#### Record list ####
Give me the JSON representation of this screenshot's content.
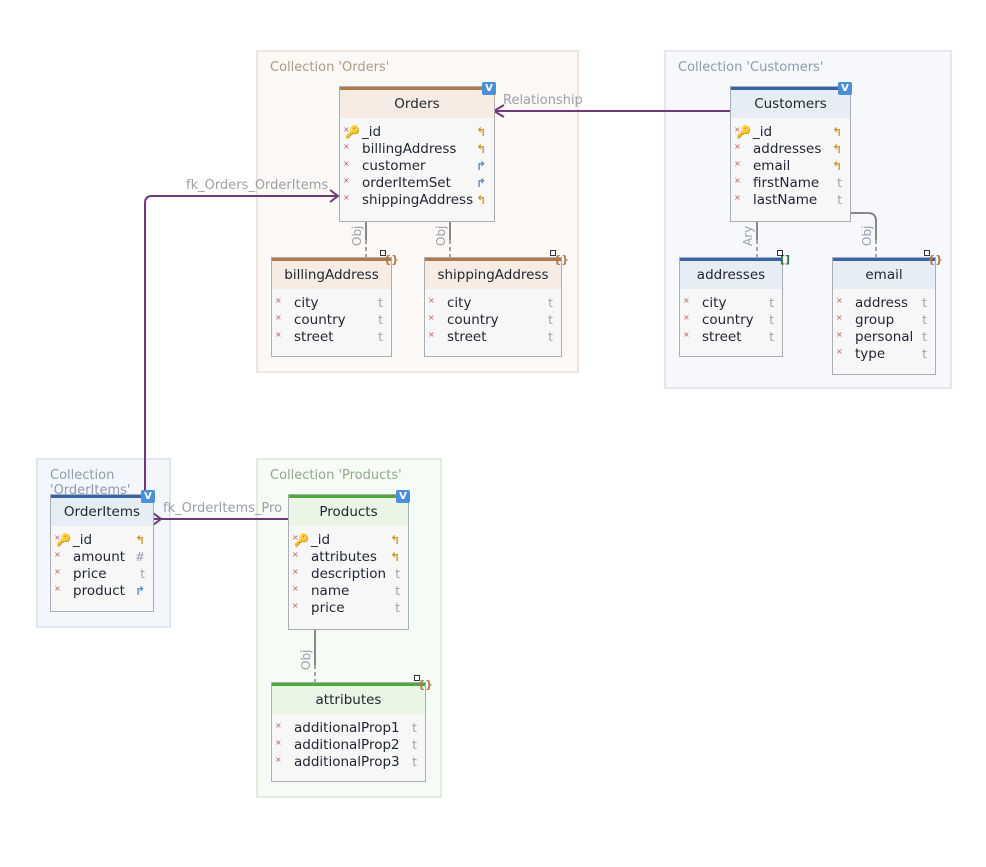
{
  "containers": {
    "orders": {
      "title": "Collection 'Orders'"
    },
    "customers": {
      "title": "Collection 'Customers'"
    },
    "orderitems": {
      "title": "Collection 'OrderItems'"
    },
    "products": {
      "title": "Collection 'Products'"
    }
  },
  "entities": {
    "orders": {
      "name": "Orders",
      "badge": "V",
      "fields": [
        {
          "name": "_id",
          "type": "↰",
          "key": true
        },
        {
          "name": "billingAddress",
          "type": "↰"
        },
        {
          "name": "customer",
          "type": "↱"
        },
        {
          "name": "orderItemSet",
          "type": "↱"
        },
        {
          "name": "shippingAddress",
          "type": "↰"
        }
      ]
    },
    "billingAddress": {
      "name": "billingAddress",
      "icon": "{}",
      "fields": [
        {
          "name": "city",
          "type": "t"
        },
        {
          "name": "country",
          "type": "t"
        },
        {
          "name": "street",
          "type": "t"
        }
      ]
    },
    "shippingAddress": {
      "name": "shippingAddress",
      "icon": "{}",
      "fields": [
        {
          "name": "city",
          "type": "t"
        },
        {
          "name": "country",
          "type": "t"
        },
        {
          "name": "street",
          "type": "t"
        }
      ]
    },
    "customers": {
      "name": "Customers",
      "badge": "V",
      "fields": [
        {
          "name": "_id",
          "type": "↰",
          "key": true
        },
        {
          "name": "addresses",
          "type": "↰"
        },
        {
          "name": "email",
          "type": "↰"
        },
        {
          "name": "firstName",
          "type": "t"
        },
        {
          "name": "lastName",
          "type": "t"
        }
      ]
    },
    "addresses": {
      "name": "addresses",
      "icon": "[]",
      "fields": [
        {
          "name": "city",
          "type": "t"
        },
        {
          "name": "country",
          "type": "t"
        },
        {
          "name": "street",
          "type": "t"
        }
      ]
    },
    "email": {
      "name": "email",
      "icon": "{}",
      "fields": [
        {
          "name": "address",
          "type": "t"
        },
        {
          "name": "group",
          "type": "t"
        },
        {
          "name": "personal",
          "type": "t"
        },
        {
          "name": "type",
          "type": "t"
        }
      ]
    },
    "orderitems": {
      "name": "OrderItems",
      "badge": "V",
      "fields": [
        {
          "name": "_id",
          "type": "↰",
          "key": true
        },
        {
          "name": "amount",
          "type": "#"
        },
        {
          "name": "price",
          "type": "t"
        },
        {
          "name": "product",
          "type": "↱"
        }
      ]
    },
    "products": {
      "name": "Products",
      "badge": "V",
      "fields": [
        {
          "name": "_id",
          "type": "↰",
          "key": true
        },
        {
          "name": "attributes",
          "type": "↰"
        },
        {
          "name": "description",
          "type": "t"
        },
        {
          "name": "name",
          "type": "t"
        },
        {
          "name": "price",
          "type": "t"
        }
      ]
    },
    "attributes": {
      "name": "attributes",
      "icon": "{}",
      "fields": [
        {
          "name": "additionalProp1",
          "type": "t"
        },
        {
          "name": "additionalProp2",
          "type": "t"
        },
        {
          "name": "additionalProp3",
          "type": "t"
        }
      ]
    }
  },
  "connectors": {
    "relationship": "Relationship",
    "fk_orders_orderitems": "fk_Orders_OrderItems",
    "fk_orderitems_products": "fk_OrderItems_Pro",
    "obj": "Obj",
    "ary": "Ary"
  },
  "colors": {
    "relation_line": "#6e3a78",
    "orders_accent": "#b07b47",
    "customers_accent": "#3b63a8",
    "products_accent": "#4caa3a"
  }
}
####
● **Description of the task**: Write the listing above out again exactly, dropping each image.

● **Written answer**:
Give me the JSON representation of this screenshot's content.
{
  "containers": {
    "orders": {
      "title": "Collection 'Orders'"
    },
    "customers": {
      "title": "Collection 'Customers'"
    },
    "orderitems": {
      "title": "Collection 'OrderItems'"
    },
    "products": {
      "title": "Collection 'Products'"
    }
  },
  "entities": {
    "orders": {
      "name": "Orders",
      "badge": "V",
      "fields": [
        {
          "name": "_id",
          "type": "↰",
          "key": true
        },
        {
          "name": "billingAddress",
          "type": "↰"
        },
        {
          "name": "customer",
          "type": "↱"
        },
        {
          "name": "orderItemSet",
          "type": "↱"
        },
        {
          "name": "shippingAddress",
          "type": "↰"
        }
      ]
    },
    "billingAddress": {
      "name": "billingAddress",
      "icon": "{}",
      "fields": [
        {
          "name": "city",
          "type": "t"
        },
        {
          "name": "country",
          "type": "t"
        },
        {
          "name": "street",
          "type": "t"
        }
      ]
    },
    "shippingAddress": {
      "name": "shippingAddress",
      "icon": "{}",
      "fields": [
        {
          "name": "city",
          "type": "t"
        },
        {
          "name": "country",
          "type": "t"
        },
        {
          "name": "street",
          "type": "t"
        }
      ]
    },
    "customers": {
      "name": "Customers",
      "badge": "V",
      "fields": [
        {
          "name": "_id",
          "type": "↰",
          "key": true
        },
        {
          "name": "addresses",
          "type": "↰"
        },
        {
          "name": "email",
          "type": "↰"
        },
        {
          "name": "firstName",
          "type": "t"
        },
        {
          "name": "lastName",
          "type": "t"
        }
      ]
    },
    "addresses": {
      "name": "addresses",
      "icon": "[]",
      "fields": [
        {
          "name": "city",
          "type": "t"
        },
        {
          "name": "country",
          "type": "t"
        },
        {
          "name": "street",
          "type": "t"
        }
      ]
    },
    "email": {
      "name": "email",
      "icon": "{}",
      "fields": [
        {
          "name": "address",
          "type": "t"
        },
        {
          "name": "group",
          "type": "t"
        },
        {
          "name": "personal",
          "type": "t"
        },
        {
          "name": "type",
          "type": "t"
        }
      ]
    },
    "orderitems": {
      "name": "OrderItems",
      "badge": "V",
      "fields": [
        {
          "name": "_id",
          "type": "↰",
          "key": true
        },
        {
          "name": "amount",
          "type": "#"
        },
        {
          "name": "price",
          "type": "t"
        },
        {
          "name": "product",
          "type": "↱"
        }
      ]
    },
    "products": {
      "name": "Products",
      "badge": "V",
      "fields": [
        {
          "name": "_id",
          "type": "↰",
          "key": true
        },
        {
          "name": "attributes",
          "type": "↰"
        },
        {
          "name": "description",
          "type": "t"
        },
        {
          "name": "name",
          "type": "t"
        },
        {
          "name": "price",
          "type": "t"
        }
      ]
    },
    "attributes": {
      "name": "attributes",
      "icon": "{}",
      "fields": [
        {
          "name": "additionalProp1",
          "type": "t"
        },
        {
          "name": "additionalProp2",
          "type": "t"
        },
        {
          "name": "additionalProp3",
          "type": "t"
        }
      ]
    }
  },
  "connectors": {
    "relationship": "Relationship",
    "fk_orders_orderitems": "fk_Orders_OrderItems",
    "fk_orderitems_products": "fk_OrderItems_Pro",
    "obj": "Obj",
    "ary": "Ary"
  },
  "colors": {
    "relation_line": "#6e3a78",
    "orders_accent": "#b07b47",
    "customers_accent": "#3b63a8",
    "products_accent": "#4caa3a"
  }
}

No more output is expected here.